What you will do: Of all the lines in the data below, how many contain "annotation"? Report that number alone.

Records from a data collection

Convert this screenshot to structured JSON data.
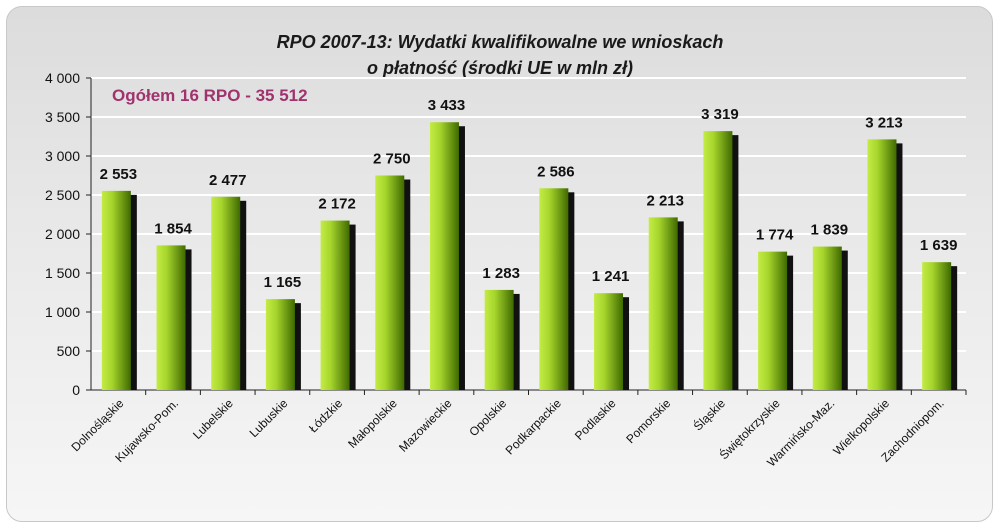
{
  "chart_data": {
    "type": "bar",
    "title_lines": [
      "RPO 2007-13: Wydatki kwalifikowalne we wnioskach",
      "o płatność (środki UE w mln zł)"
    ],
    "annotation": "Ogółem 16 RPO - 35 512",
    "categories": [
      "Dolnośląskie",
      "Kujawsko-Pom.",
      "Lubelskie",
      "Lubuskie",
      "Łódzkie",
      "Małopolskie",
      "Mazowieckie",
      "Opolskie",
      "Podkarpackie",
      "Podlaskie",
      "Pomorskie",
      "Śląskie",
      "Świętokrzyskie",
      "Warmińsko-Maz.",
      "Wielkopolskie",
      "Zachodniopom."
    ],
    "values": [
      2553,
      1854,
      2477,
      1165,
      2172,
      2750,
      3433,
      1283,
      2586,
      1241,
      2213,
      3319,
      1774,
      1839,
      3213,
      1639
    ],
    "value_labels": [
      "2 553",
      "1 854",
      "2 477",
      "1 165",
      "2 172",
      "2 750",
      "3 433",
      "1 283",
      "2 586",
      "1 241",
      "2 213",
      "3 319",
      "1 774",
      "1 839",
      "3 213",
      "1 639"
    ],
    "yticks": [
      0,
      500,
      1000,
      1500,
      2000,
      2500,
      3000,
      3500,
      4000
    ],
    "ytick_labels": [
      "0",
      "500",
      "1 000",
      "1 500",
      "2 000",
      "2 500",
      "3 000",
      "3 500",
      "4 000"
    ],
    "ylim": [
      0,
      4000
    ],
    "grid": true,
    "legend": "none",
    "colors": {
      "bar_light": "#b5e23a",
      "bar_dark": "#3f6a00",
      "shadow": "#111111",
      "grid": "#ffffff",
      "annotation": "#a0336e"
    }
  }
}
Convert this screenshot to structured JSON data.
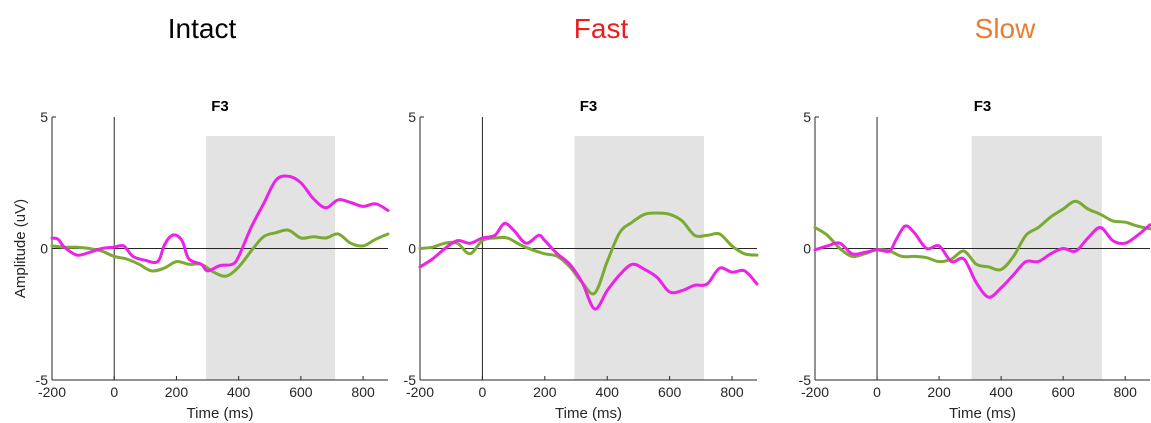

Solution to this problem: 2